--- Begin ---

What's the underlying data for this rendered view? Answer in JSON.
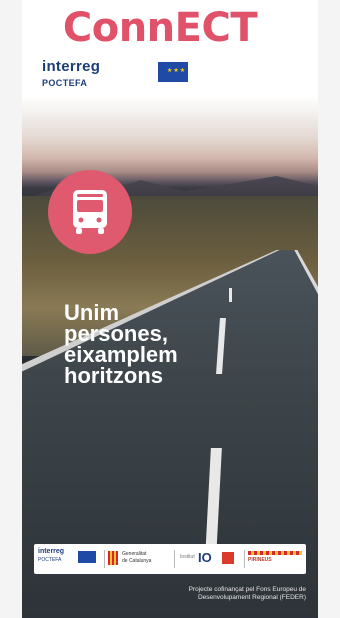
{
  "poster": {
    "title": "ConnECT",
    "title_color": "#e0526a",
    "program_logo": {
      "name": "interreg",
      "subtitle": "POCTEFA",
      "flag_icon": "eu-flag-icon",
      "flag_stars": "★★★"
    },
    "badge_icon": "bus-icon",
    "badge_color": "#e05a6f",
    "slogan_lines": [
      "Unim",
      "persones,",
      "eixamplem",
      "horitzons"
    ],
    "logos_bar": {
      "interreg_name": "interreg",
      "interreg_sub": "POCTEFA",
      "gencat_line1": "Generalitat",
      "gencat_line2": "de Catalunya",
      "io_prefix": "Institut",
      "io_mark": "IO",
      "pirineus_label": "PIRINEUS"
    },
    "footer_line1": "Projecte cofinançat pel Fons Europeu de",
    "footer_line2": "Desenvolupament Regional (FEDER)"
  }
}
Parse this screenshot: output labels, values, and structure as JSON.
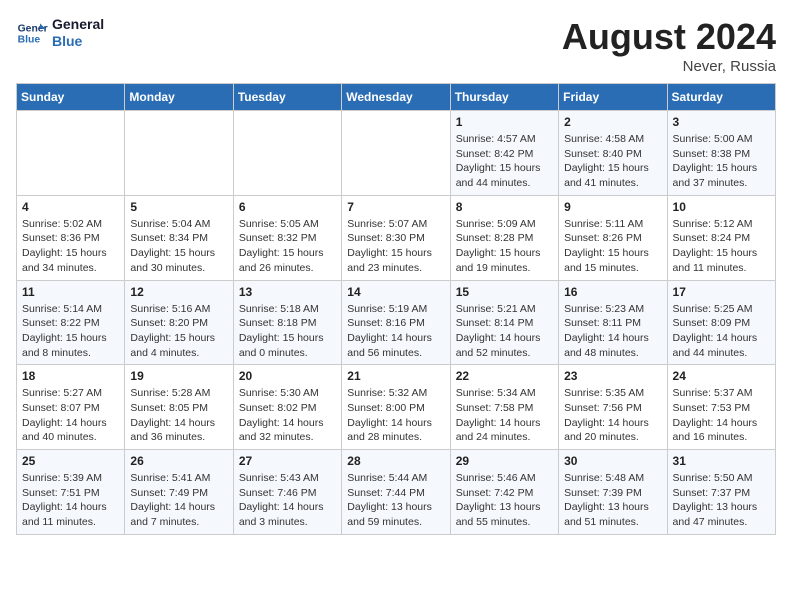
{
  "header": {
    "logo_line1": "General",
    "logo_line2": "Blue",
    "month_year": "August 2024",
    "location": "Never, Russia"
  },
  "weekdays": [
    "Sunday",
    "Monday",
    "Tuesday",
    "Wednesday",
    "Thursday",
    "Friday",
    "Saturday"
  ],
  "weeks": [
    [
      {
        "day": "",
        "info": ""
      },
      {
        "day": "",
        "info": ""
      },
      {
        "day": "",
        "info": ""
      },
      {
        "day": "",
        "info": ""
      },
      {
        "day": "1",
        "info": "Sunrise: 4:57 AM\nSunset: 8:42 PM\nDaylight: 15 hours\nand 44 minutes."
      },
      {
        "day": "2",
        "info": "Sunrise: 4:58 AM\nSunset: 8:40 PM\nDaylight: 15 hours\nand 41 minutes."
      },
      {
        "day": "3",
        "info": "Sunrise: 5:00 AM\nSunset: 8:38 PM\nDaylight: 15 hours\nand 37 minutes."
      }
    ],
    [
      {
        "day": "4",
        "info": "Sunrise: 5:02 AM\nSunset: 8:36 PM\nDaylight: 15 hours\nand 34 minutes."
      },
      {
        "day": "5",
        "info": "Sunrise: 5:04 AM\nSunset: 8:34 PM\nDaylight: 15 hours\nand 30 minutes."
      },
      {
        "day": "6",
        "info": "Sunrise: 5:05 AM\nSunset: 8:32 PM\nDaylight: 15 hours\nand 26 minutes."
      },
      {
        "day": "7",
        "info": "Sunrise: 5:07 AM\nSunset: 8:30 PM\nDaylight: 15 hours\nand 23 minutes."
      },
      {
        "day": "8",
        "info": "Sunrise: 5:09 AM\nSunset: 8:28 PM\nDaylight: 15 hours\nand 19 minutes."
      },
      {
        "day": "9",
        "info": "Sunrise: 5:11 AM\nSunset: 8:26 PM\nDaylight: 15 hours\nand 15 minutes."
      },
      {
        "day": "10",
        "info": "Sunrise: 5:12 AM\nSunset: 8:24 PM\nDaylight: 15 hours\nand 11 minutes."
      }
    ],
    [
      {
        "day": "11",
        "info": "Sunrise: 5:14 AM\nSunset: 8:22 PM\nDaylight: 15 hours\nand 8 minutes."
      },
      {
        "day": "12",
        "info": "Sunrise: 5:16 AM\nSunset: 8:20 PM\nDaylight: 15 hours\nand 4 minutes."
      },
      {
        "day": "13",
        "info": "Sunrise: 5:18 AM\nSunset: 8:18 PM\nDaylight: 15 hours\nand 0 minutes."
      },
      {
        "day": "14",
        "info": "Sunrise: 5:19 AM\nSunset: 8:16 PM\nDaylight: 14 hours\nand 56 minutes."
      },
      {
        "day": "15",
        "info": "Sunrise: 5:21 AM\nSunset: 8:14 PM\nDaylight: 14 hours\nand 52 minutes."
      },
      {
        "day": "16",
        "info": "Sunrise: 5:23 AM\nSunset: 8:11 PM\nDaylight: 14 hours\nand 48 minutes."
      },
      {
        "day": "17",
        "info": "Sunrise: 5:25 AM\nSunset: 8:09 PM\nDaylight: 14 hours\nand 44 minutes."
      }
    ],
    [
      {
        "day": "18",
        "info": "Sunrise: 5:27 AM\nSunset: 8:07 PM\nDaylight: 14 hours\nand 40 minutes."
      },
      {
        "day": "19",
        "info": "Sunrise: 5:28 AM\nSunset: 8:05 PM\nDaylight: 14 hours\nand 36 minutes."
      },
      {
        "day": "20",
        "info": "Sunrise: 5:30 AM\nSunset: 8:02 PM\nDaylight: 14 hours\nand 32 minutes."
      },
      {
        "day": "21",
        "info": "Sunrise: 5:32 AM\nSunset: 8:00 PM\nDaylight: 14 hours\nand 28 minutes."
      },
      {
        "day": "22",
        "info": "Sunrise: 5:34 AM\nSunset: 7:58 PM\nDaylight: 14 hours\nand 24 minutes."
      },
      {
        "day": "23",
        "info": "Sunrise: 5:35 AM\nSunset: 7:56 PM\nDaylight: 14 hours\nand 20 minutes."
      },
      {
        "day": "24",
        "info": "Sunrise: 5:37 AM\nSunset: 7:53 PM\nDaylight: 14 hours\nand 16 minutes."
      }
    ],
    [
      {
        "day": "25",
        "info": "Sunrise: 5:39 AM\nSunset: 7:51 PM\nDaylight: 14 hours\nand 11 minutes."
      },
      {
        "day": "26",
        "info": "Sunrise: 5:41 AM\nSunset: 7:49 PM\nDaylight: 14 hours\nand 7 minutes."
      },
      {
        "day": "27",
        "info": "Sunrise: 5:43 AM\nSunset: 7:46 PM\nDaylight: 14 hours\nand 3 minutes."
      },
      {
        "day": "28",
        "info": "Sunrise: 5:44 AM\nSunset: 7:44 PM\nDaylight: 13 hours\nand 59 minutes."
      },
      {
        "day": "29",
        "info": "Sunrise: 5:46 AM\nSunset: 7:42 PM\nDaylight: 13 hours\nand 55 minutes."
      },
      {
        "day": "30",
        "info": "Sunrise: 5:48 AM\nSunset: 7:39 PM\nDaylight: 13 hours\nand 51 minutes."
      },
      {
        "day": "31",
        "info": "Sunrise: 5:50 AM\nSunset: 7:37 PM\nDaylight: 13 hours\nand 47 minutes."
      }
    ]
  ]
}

--- End ---

AIM:
Do not include images; quote all of the entries above exactly.

EXERCISE RESULT:
What's the underlying data for this rendered view? Answer in JSON.
{
  "poster": {
    "title": "ConnECT",
    "title_color": "#e0526a",
    "program_logo": {
      "name": "interreg",
      "subtitle": "POCTEFA",
      "flag_icon": "eu-flag-icon",
      "flag_stars": "★★★"
    },
    "badge_icon": "bus-icon",
    "badge_color": "#e05a6f",
    "slogan_lines": [
      "Unim",
      "persones,",
      "eixamplem",
      "horitzons"
    ],
    "logos_bar": {
      "interreg_name": "interreg",
      "interreg_sub": "POCTEFA",
      "gencat_line1": "Generalitat",
      "gencat_line2": "de Catalunya",
      "io_prefix": "Institut",
      "io_mark": "IO",
      "pirineus_label": "PIRINEUS"
    },
    "footer_line1": "Projecte cofinançat pel Fons Europeu de",
    "footer_line2": "Desenvolupament Regional (FEDER)"
  }
}
Parse this screenshot: output labels, values, and structure as JSON.
{
  "header": {
    "logo_line1": "General",
    "logo_line2": "Blue",
    "month_year": "August 2024",
    "location": "Never, Russia"
  },
  "weekdays": [
    "Sunday",
    "Monday",
    "Tuesday",
    "Wednesday",
    "Thursday",
    "Friday",
    "Saturday"
  ],
  "weeks": [
    [
      {
        "day": "",
        "info": ""
      },
      {
        "day": "",
        "info": ""
      },
      {
        "day": "",
        "info": ""
      },
      {
        "day": "",
        "info": ""
      },
      {
        "day": "1",
        "info": "Sunrise: 4:57 AM\nSunset: 8:42 PM\nDaylight: 15 hours\nand 44 minutes."
      },
      {
        "day": "2",
        "info": "Sunrise: 4:58 AM\nSunset: 8:40 PM\nDaylight: 15 hours\nand 41 minutes."
      },
      {
        "day": "3",
        "info": "Sunrise: 5:00 AM\nSunset: 8:38 PM\nDaylight: 15 hours\nand 37 minutes."
      }
    ],
    [
      {
        "day": "4",
        "info": "Sunrise: 5:02 AM\nSunset: 8:36 PM\nDaylight: 15 hours\nand 34 minutes."
      },
      {
        "day": "5",
        "info": "Sunrise: 5:04 AM\nSunset: 8:34 PM\nDaylight: 15 hours\nand 30 minutes."
      },
      {
        "day": "6",
        "info": "Sunrise: 5:05 AM\nSunset: 8:32 PM\nDaylight: 15 hours\nand 26 minutes."
      },
      {
        "day": "7",
        "info": "Sunrise: 5:07 AM\nSunset: 8:30 PM\nDaylight: 15 hours\nand 23 minutes."
      },
      {
        "day": "8",
        "info": "Sunrise: 5:09 AM\nSunset: 8:28 PM\nDaylight: 15 hours\nand 19 minutes."
      },
      {
        "day": "9",
        "info": "Sunrise: 5:11 AM\nSunset: 8:26 PM\nDaylight: 15 hours\nand 15 minutes."
      },
      {
        "day": "10",
        "info": "Sunrise: 5:12 AM\nSunset: 8:24 PM\nDaylight: 15 hours\nand 11 minutes."
      }
    ],
    [
      {
        "day": "11",
        "info": "Sunrise: 5:14 AM\nSunset: 8:22 PM\nDaylight: 15 hours\nand 8 minutes."
      },
      {
        "day": "12",
        "info": "Sunrise: 5:16 AM\nSunset: 8:20 PM\nDaylight: 15 hours\nand 4 minutes."
      },
      {
        "day": "13",
        "info": "Sunrise: 5:18 AM\nSunset: 8:18 PM\nDaylight: 15 hours\nand 0 minutes."
      },
      {
        "day": "14",
        "info": "Sunrise: 5:19 AM\nSunset: 8:16 PM\nDaylight: 14 hours\nand 56 minutes."
      },
      {
        "day": "15",
        "info": "Sunrise: 5:21 AM\nSunset: 8:14 PM\nDaylight: 14 hours\nand 52 minutes."
      },
      {
        "day": "16",
        "info": "Sunrise: 5:23 AM\nSunset: 8:11 PM\nDaylight: 14 hours\nand 48 minutes."
      },
      {
        "day": "17",
        "info": "Sunrise: 5:25 AM\nSunset: 8:09 PM\nDaylight: 14 hours\nand 44 minutes."
      }
    ],
    [
      {
        "day": "18",
        "info": "Sunrise: 5:27 AM\nSunset: 8:07 PM\nDaylight: 14 hours\nand 40 minutes."
      },
      {
        "day": "19",
        "info": "Sunrise: 5:28 AM\nSunset: 8:05 PM\nDaylight: 14 hours\nand 36 minutes."
      },
      {
        "day": "20",
        "info": "Sunrise: 5:30 AM\nSunset: 8:02 PM\nDaylight: 14 hours\nand 32 minutes."
      },
      {
        "day": "21",
        "info": "Sunrise: 5:32 AM\nSunset: 8:00 PM\nDaylight: 14 hours\nand 28 minutes."
      },
      {
        "day": "22",
        "info": "Sunrise: 5:34 AM\nSunset: 7:58 PM\nDaylight: 14 hours\nand 24 minutes."
      },
      {
        "day": "23",
        "info": "Sunrise: 5:35 AM\nSunset: 7:56 PM\nDaylight: 14 hours\nand 20 minutes."
      },
      {
        "day": "24",
        "info": "Sunrise: 5:37 AM\nSunset: 7:53 PM\nDaylight: 14 hours\nand 16 minutes."
      }
    ],
    [
      {
        "day": "25",
        "info": "Sunrise: 5:39 AM\nSunset: 7:51 PM\nDaylight: 14 hours\nand 11 minutes."
      },
      {
        "day": "26",
        "info": "Sunrise: 5:41 AM\nSunset: 7:49 PM\nDaylight: 14 hours\nand 7 minutes."
      },
      {
        "day": "27",
        "info": "Sunrise: 5:43 AM\nSunset: 7:46 PM\nDaylight: 14 hours\nand 3 minutes."
      },
      {
        "day": "28",
        "info": "Sunrise: 5:44 AM\nSunset: 7:44 PM\nDaylight: 13 hours\nand 59 minutes."
      },
      {
        "day": "29",
        "info": "Sunrise: 5:46 AM\nSunset: 7:42 PM\nDaylight: 13 hours\nand 55 minutes."
      },
      {
        "day": "30",
        "info": "Sunrise: 5:48 AM\nSunset: 7:39 PM\nDaylight: 13 hours\nand 51 minutes."
      },
      {
        "day": "31",
        "info": "Sunrise: 5:50 AM\nSunset: 7:37 PM\nDaylight: 13 hours\nand 47 minutes."
      }
    ]
  ]
}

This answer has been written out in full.